Saved entries:
* * *

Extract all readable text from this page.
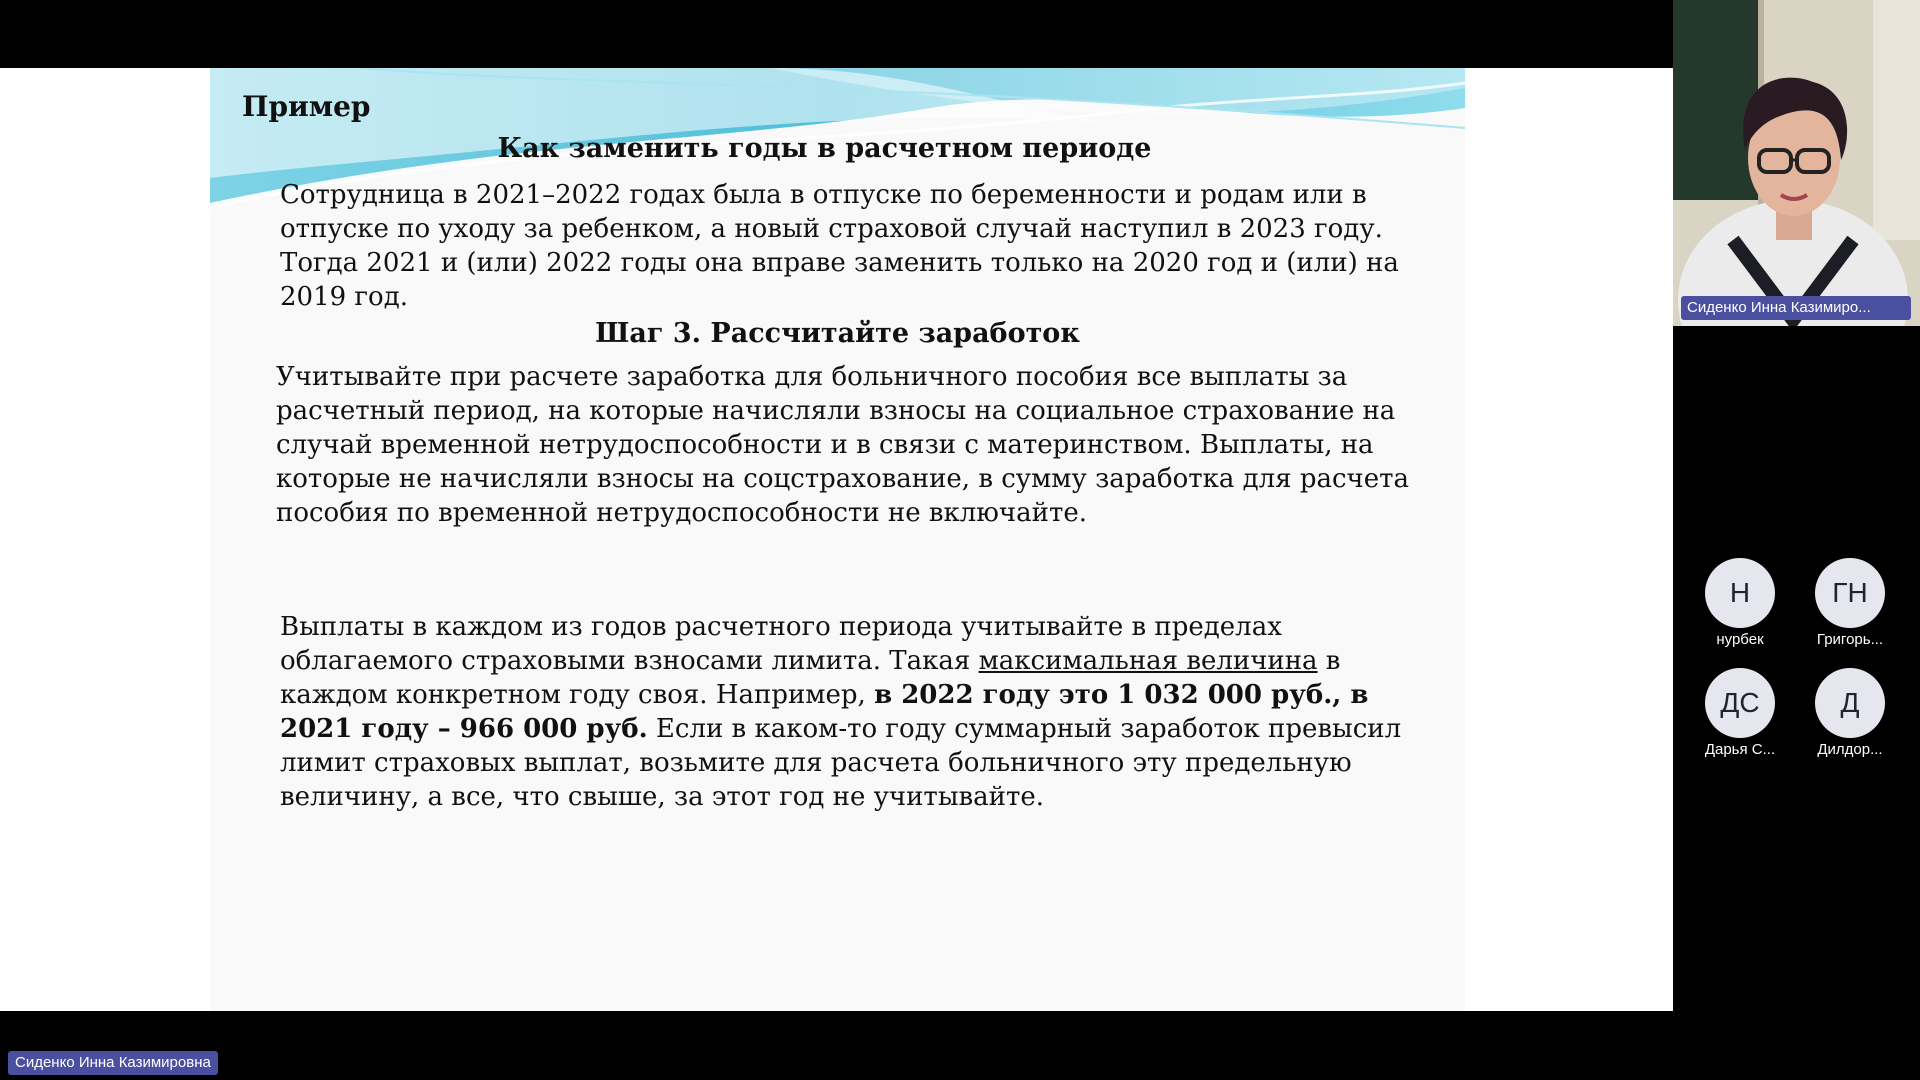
Пример
Как заменить годы в расчетном периоде
Сотрудница в 2021–2022 годах была в отпуске по беременности и родам или в отпуске по уходу за ребенком, а новый страховой случай наступил в 2023 году. Тогда 2021 и (или) 2022 годы она вправе заменить только на 2020 год и (или) на 2019 год.
Шаг 3. Рассчитайте заработок
Учитывайте при расчете заработка для больничного пособия все выплаты за расчетный период, на которые начисляли взносы на социальное страхование на случай временной нетрудоспособности и в связи с материнством. Выплаты, на которые не начисляли взносы на соцстрахование, в сумму заработка для расчета пособия по временной нетрудоспособности не включайте.
Выплаты в каждом из годов расчетного периода учитывайте в пределах облагаемого страховыми взносами лимита. Такая максимальная величина в каждом конкретном году своя. Например, в 2022 году это 1 032 000 руб., в 2021 году – 966 000 руб. Если в каком-то году суммарный заработок превысил лимит страховых выплат, возьмите для расчета больничного эту предельную величину, а все, что свыше, за этот год не учитывайте.
Сиденко Инна Казимиро...
Н
нурбек
ГН
Григорь...
ДС
Дарья С...
Д
Дилдор...
Сиденко Инна Казимировна
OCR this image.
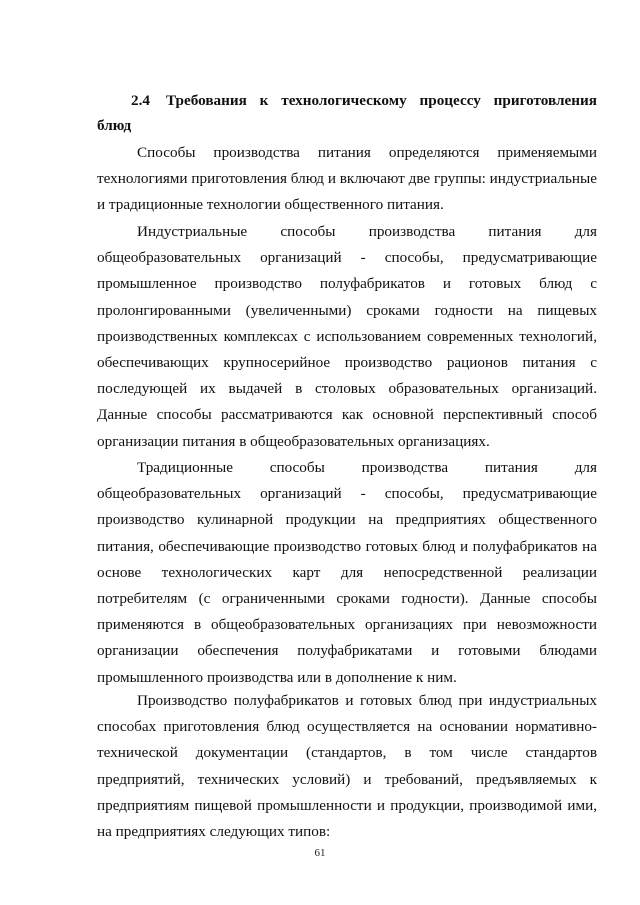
2.4 Требования к технологическому процессу приготовления блюд

Способы производства питания определяются применяемыми технологиями приготовления блюд и включают две группы: индустриальные и традиционные технологии общественного питания.

Индустриальные способы производства питания для общеобразовательных организаций - способы, предусматривающие промышленное производство полуфабрикатов и готовых блюд с пролонгированными (увеличенными) сроками годности на пищевых производственных комплексах с использованием современных технологий, обеспечивающих крупносерийное производство рационов питания с последующей их выдачей в столовых образовательных организаций. Данные способы рассматриваются как основной перспективный способ организации питания в общеобразовательных организациях.

Традиционные способы производства питания для общеобразовательных организаций - способы, предусматривающие производство кулинарной продукции на предприятиях общественного питания, обеспечивающие производство готовых блюд и полуфабрикатов на основе технологических карт для непосредственной реализации потребителям (с ограниченными сроками годности). Данные способы применяются в общеобразовательных организациях при невозможности организации обеспечения полуфабрикатами и готовыми блюдами промышленного производства или в дополнение к ним.

Производство полуфабрикатов и готовых блюд при индустриальных способах приготовления блюд осуществляется на основании нормативно-технической документации (стандартов, в том числе стандартов предприятий, технических условий) и требований, предъявляемых к предприятиям пищевой промышленности и продукции, производимой ими, на предприятиях следующих типов:

61
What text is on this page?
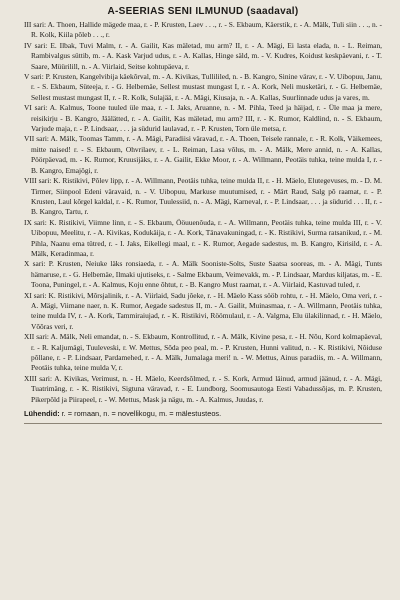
A-SEERIAS SENI ILMUNUD (saadaval)

III sari: A. Thoen, Hallide mägede maa, r. - P. Krusten, Laev . . ., r. - S. Ekbaum, Käerstik, r. - A. Mälk, Tuli siin . . ., n. - R. Kolk, Kiila põleb . . ., r.

IV sari: E. Ilbak, Tuvi Malm, r. - A. Gailit, Kas mäletad, mu arm? II, r. - A. Mägi, Ei lasta elada, n. - L. Reiman, Rambivalgus süttib, m. - A. Kask Varjud udus, r. - A. Kallas, Hinge säld, m. - V. Kudres, Koidust keskpäevani, r. - T. Saare, Müürilill, n. - A. Viirlaid, Seitse kohtupäeva, r.

V sari: P. Krusten, Kangelvibija käekõrval, m. - A. Kivikas, Tullililed, n. - B. Kangro, Sinine värav, r. - V. Uibopuu, Janu, r. - S. Ekbaum, Süteeja, r. - G. Helbemäe, Sellest mustast mungast I, r. - A. Kork, Neli musketäri, r. - G. Helbemäe, Sellest mustast mungast II, r. - R. Kolk, Sulajää, r. - A. Mägi, Kiusaja, n. - A. Kallas, Suurlinnade udus ja vares, m.

VI sari: A. Kalmus, Toone tuuled üle maa, r. - I. Jaks, Aruanne, n. - M. Pihla, Teed ja häijad, r. - Üle maa ja mere, reisikirju - B. Kangro, Jäälätted, r. - A. Gailit, Kas mäletad, mu arm? III, r. - K. Rumor, Kaldlind, n. - S. Ekbaum, Varjude maja, r. - P. Lindsaar, . . . ja südurid laulavad, r. - P. Krusten, Torn üle metsa, r.

VII sari: A. Mälk, Toomas Tamm, r. - A. Mägi, Paradiisi väravad, r. - A. Thoen, Teisele rannale, r. - R. Kolk, Väikemees, mitte naised! r. - S. Ekbaum, Ohvrilaev, r. - L. Reiman, Lasa võlus, m. - A. Mälk, Mere annid, n. - A. Kallas, Pöörpäevad, m. - K. Rumor, Kruusijäks, r. - A. Gailit, Ekke Moor, r. - A. Willmann, Peotäis tuhka, teine mulda I, r. - B. Kangro, Emajõgi, r.

VIII sari: K. Ristikivi, Põlev lipp, r. - A. Willmann, Peotäis tuhka, teine mulda II, r. - H. Mäelo, Elutegevuses, m. - D. M. Tirmer, Siinpool Edeni väravaid, n. - V. Uibopuu, Markuse muutumised, r. - Märt Raud, Salg põ raamat, r. - P. Krusten, Laul kõrgel kaldal, r. - K. Rumor, Tuulessiid, n. - A. Mägi, Karneval, r. - P. Lindsaar, . . . ja südurid . . . II, r. - B. Kangro, Tartu, r.

IX sari: K. Ristikivi, Viimne linn, r. - S. Ekbaum, Ööuuenõuda, r. - A. Willmann, Peotäis tuhka, teine mulda III, r. - V. Uibopuu, Meelitu, r. - A. Kivikas, Kodukäija, r. - A. Kork, Tänavakuningad, r. - K. Ristikivi, Surma ratsanikud, r. - M. Pihla, Naanu ema tütred, r. - I. Jaks, Eikellegi maal, r. - K. Rumor, Aegade sadestus, m. B. Kangro, Kirisild, r. - A. Mälk, Keradinmaa, r.

X sari: P. Krusten, Neiuke läks ronsiaeda, r. - A. Mälk Sooniste-Solts, Suste Saatsa sooreas, m. - A. Mägi, Tunts hämaruse, r. - G. Helbemäe, Ilmaki ujutiseks, r. - Salme Ekbaum, Veimevakk, m. - P. Lindsaar, Mardus kiljatas, m. - E. Toona, Puningel, r. - A. Kalmus, Koju enne õhtut, r. - B. Kangro Must raamat, r. - A. Viirlaid, Kastuvad tuled, r.

XI sari: K. Ristikivi, Mõrsjalinik, r. - A. Viirlaid, Sadu jõeke, r. - H. Mäelo Kass sööb rohtu, r. - H. Mäelo, Oma veri, r. - A. Mägi, Viimane naer, n. K. Rumor, Aegade sadestus II, m. - A. Gailit, Muinasmaa, r. - A. Willmann, Peotäis tuhka, teine mulda IV, r. - A. Kork, Tammiraiujad, r. - K. Ristikivi, Röömulaul, r. - A. Valgma, Elu ülakilinnad, r. - H. Mäelo, Võõras veri, r.

XII sari: A. Mälk, Neli emandat, n. - S. Ekbaum, Kontrollitud, r. - A. Mälk, Kivine pesa, r. - H. Nõu, Kord kolmapäeval, r. - R. Kaljumägi, Tuuleveski, r. W. Mettus, Sõda peo peal, m. - P. Krusten, Hunni valitud, n. - K. Ristikivi, Nõiduse põllane, r. - P. Lindsaar, Pardamehed, r. - A. Mälk, Jumalaga meri! n. - W. Mettus, Ainus paradiis, m. - A. Willmann, Peotäis tuhka, teine mulda V, r.

XIII sari: A. Kivikas, Verimust, n. - H. Mäelo, Keerdsõlmed, r. - S. Kork, Armud läinud, armud jäänud, r. - A. Mägi, Tuatrimäng, r. - K. Ristikivi, Sigtuna väravad, r. - E. Lundborg, Soomusautoga Eesti Vabadussõjas, m. P. Krusten, Pikerpõld ja Piirapeel, r. - W. Mettus, Mask ja nägu, m. - A. Kalmus, Juudas, r.

Lühendid: r. = romaan, n. = novellikogu, m. = mälestusteos.
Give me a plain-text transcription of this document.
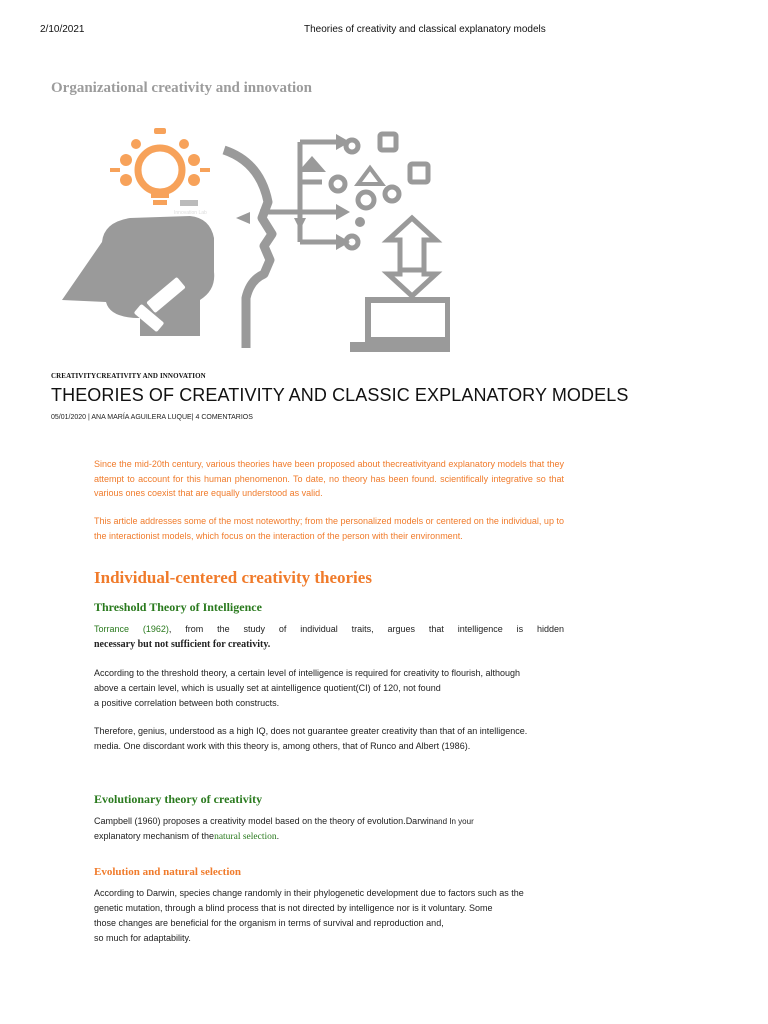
2/10/2021	Theories of creativity and classical explanatory models
Organizational creativity and innovation
Innovation Lab
CREATIVITYCREATIVITY AND INNOVATION
THEORIES OF CREATIVITY AND CLASSIC EXPLANATORY MODELS
05/01/2020 | ANA MARÍA AGUILERA LUQUE| 4 COMENTARIOS

Since the mid-20th century, various theories have been proposed about thecreativityand explanatory models that they attempt to account for this human phenomenon. To date, no theory has been found. scientifically integrative so that various ones coexist that are equally understood as valid.

This article addresses some of the most noteworthy; from the personalized models or centered on the individual, up to the interactionist models, which focus on the interaction of the person with their environment.

Individual-centered creativity theories
Threshold Theory of Intelligence
Torrance (1962), from the study of individual traits, argues that intelligence is hidden
necessary but not sufficient for creativity.
According to the threshold theory, a certain level of intelligence is required for creativity to flourish, although
above a certain level, which is usually set at aintelligence quotient(CI) of 120, not found
a positive correlation between both constructs.
Therefore, genius, understood as a high IQ, does not guarantee greater creativity than that of an intelligence.
media. One discordant work with this theory is, among others, that of Runco and Albert (1986).
Evolutionary theory of creativity
Campbell (1960) proposes a creativity model based on the theory of evolution.Darwinand In your
explanatory mechanism of thenatural selection.
Evolution and natural selection
According to Darwin, species change randomly in their phylogenetic development due to factors such as the
genetic mutation, through a blind process that is not directed by intelligence nor is it voluntary. Some
those changes are beneficial for the organism in terms of survival and reproduction and,
so much for adaptability.
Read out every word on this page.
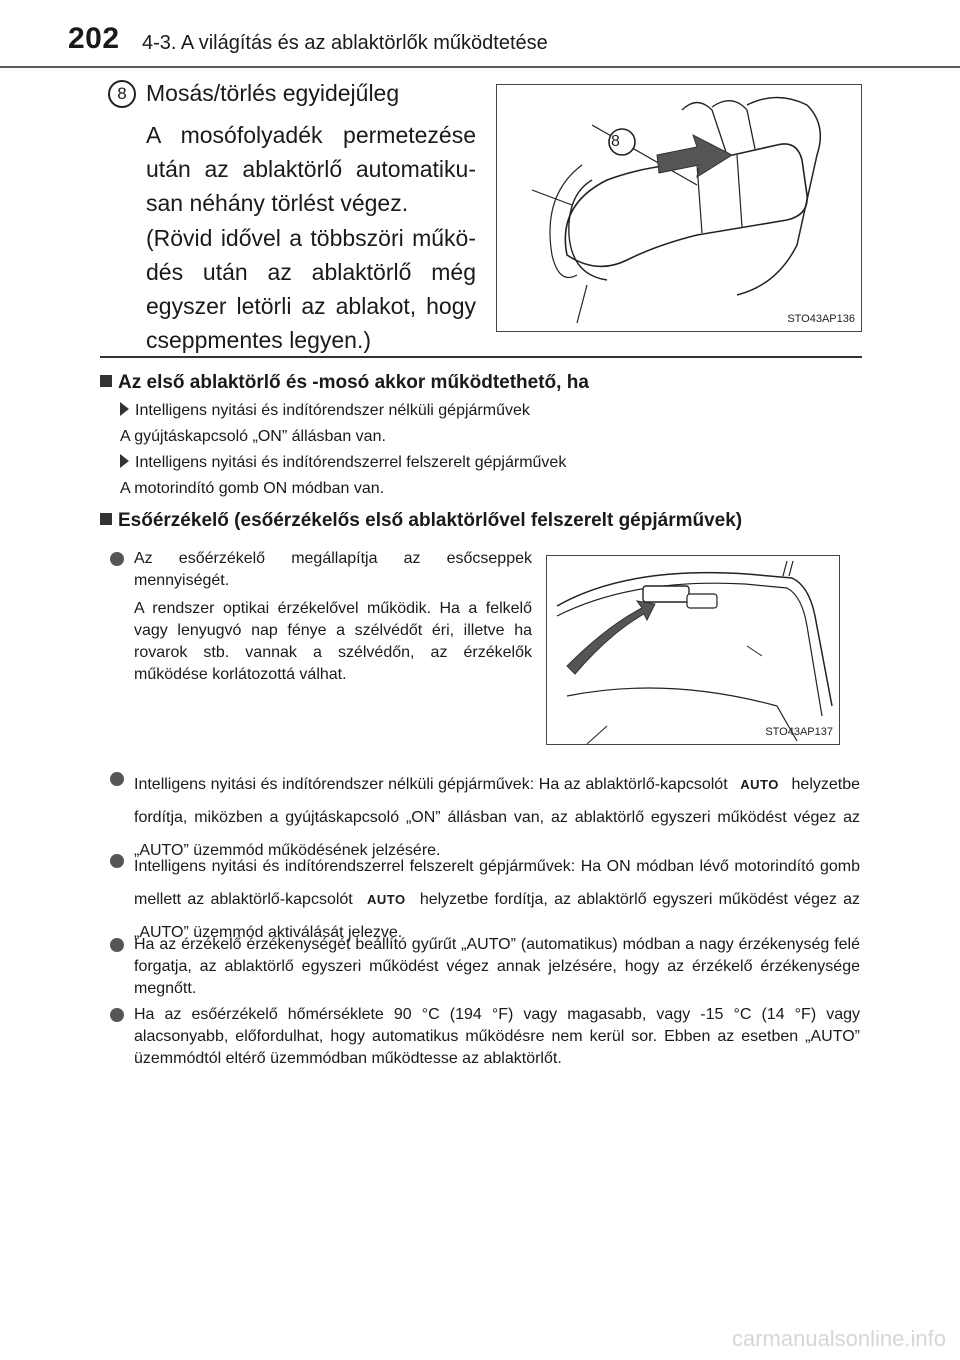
202 4-3. A világítás és az ablaktörlők működtetése
8 Mosás/törlés egyidejűleg
A mosófolyadék permetezése után az ablaktörlő automatikusan néhány törlést végez.
(Rövid idővel a többszöri működés után az ablaktörlő még egyszer letörli az ablakot, hogy cseppmentes legyen.)
8
STO43AP136
Az első ablaktörlő és -mosó akkor működtethető, ha
Intelligens nyitási és indítórendszer nélküli gépjárművek
A gyújtáskapcsoló „ON” állásban van.
Intelligens nyitási és indítórendszerrel felszerelt gépjárművek
A motorindító gomb ON módban van.
Esőérzékelő (esőérzékelős első ablaktörlővel felszerelt gépjárművek)

Az esőérzékelő megállapítja az esőcseppek mennyiségét.

A rendszer optikai érzékelővel működik. Ha a felkelő vagy lenyugvó nap fénye a szélvédőt éri, illetve ha rovarok stb. vannak a szélvédőn, az érzékelők működése korlátozottá válhat.

STO43AP137
Intelligens nyitási és indítórendszer nélküli gépjárművek: Ha az ablaktörlő-kapcsolót AUTO helyzetbe fordítja, miközben a gyújtáskapcsoló „ON” állásban van, az ablaktörlő egyszeri működést végez az „AUTO” üzemmód működésének jelzésére.
Intelligens nyitási és indítórendszerrel felszerelt gépjárművek: Ha ON módban lévő motorindító gomb mellett az ablaktörlő-kapcsolót AUTO helyzetbe fordítja, az ablaktörlő egyszeri működést végez az „AUTO” üzemmód aktiválását jelezve.
Ha az érzékelő érzékenységét beállító gyűrűt „AUTO” (automatikus) módban a nagy érzékenység felé forgatja, az ablaktörlő egyszeri működést végez annak jelzésére, hogy az érzékelő érzékenysége megnőtt.
Ha az esőérzékelő hőmérséklete 90 °C (194 °F) vagy magasabb, vagy -15 °C (14 °F) vagy alacsonyabb, előfordulhat, hogy automatikus működésre nem kerül sor. Ebben az esetben „AUTO” üzemmódtól eltérő üzemmódban működtesse az ablaktörlőt.
carmanualsonline.info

* * *

» TASK TO CARRY OUT: Locate the word "заменить" in the records and collect each line it appears in.

» ANSWER BELOW:
Как заменить годы в расчетном периоде
Сотрудница в 2021–2022 годах была в отпуске по беременности и родам или в отпуске по уходу за ребенком, а новый страховой случай наступил в 2023 году. Тогда 2021 и (или) 2022 годы она вправе заменить только на 2020 год и (или) на 2019 год.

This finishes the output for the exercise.